• Job: Each line that follows is to be retyped exactly.

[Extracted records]
--
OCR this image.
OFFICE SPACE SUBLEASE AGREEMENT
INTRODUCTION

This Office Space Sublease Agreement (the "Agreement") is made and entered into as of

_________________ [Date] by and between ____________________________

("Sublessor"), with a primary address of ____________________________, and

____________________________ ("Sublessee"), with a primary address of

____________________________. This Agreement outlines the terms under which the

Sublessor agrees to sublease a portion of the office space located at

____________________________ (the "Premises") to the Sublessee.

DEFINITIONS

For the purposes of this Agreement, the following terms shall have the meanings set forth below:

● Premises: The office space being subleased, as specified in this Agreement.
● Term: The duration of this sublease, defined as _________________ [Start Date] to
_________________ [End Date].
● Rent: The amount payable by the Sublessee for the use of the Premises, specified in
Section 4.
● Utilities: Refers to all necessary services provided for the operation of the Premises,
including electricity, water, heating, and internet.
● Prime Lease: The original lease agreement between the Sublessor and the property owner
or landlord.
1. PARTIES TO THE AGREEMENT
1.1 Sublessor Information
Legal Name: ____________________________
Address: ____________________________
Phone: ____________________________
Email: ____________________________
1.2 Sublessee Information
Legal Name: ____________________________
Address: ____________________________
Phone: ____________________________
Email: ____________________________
--
• Result for this exercise:
OCR this image.
OFFICE SPACE SUBLEASE AGREEMENT
INTRODUCTION

This Office Space Sublease Agreement (the "Agreement") is made and entered into as of

_________________ [Date] by and between ____________________________

("Sublessor"), with a primary address of ____________________________, and

____________________________ ("Sublessee"), with a primary address of

____________________________. This Agreement outlines the terms under which the

Sublessor agrees to sublease a portion of the office space located at

____________________________ (the "Premises") to the Sublessee.

DEFINITIONS

For the purposes of this Agreement, the following terms shall have the meanings set forth below:

● Premises: The office space being subleased, as specified in this Agreement.
● Term: The duration of this sublease, defined as _________________ [Start Date] to
_________________ [End Date].
● Rent: The amount payable by the Sublessee for the use of the Premises, specified in
Section 4.
● Utilities: Refers to all necessary services provided for the operation of the Premises,
including electricity, water, heating, and internet.
● Prime Lease: The original lease agreement between the Sublessor and the property owner
or landlord.
1. PARTIES TO THE AGREEMENT
1.1 Sublessor Information
Legal Name: ____________________________
Address: ____________________________
Phone: ____________________________
Email: ____________________________
1.2 Sublessee Information
Legal Name: ____________________________
Address: ____________________________
Phone: ____________________________
Email: ____________________________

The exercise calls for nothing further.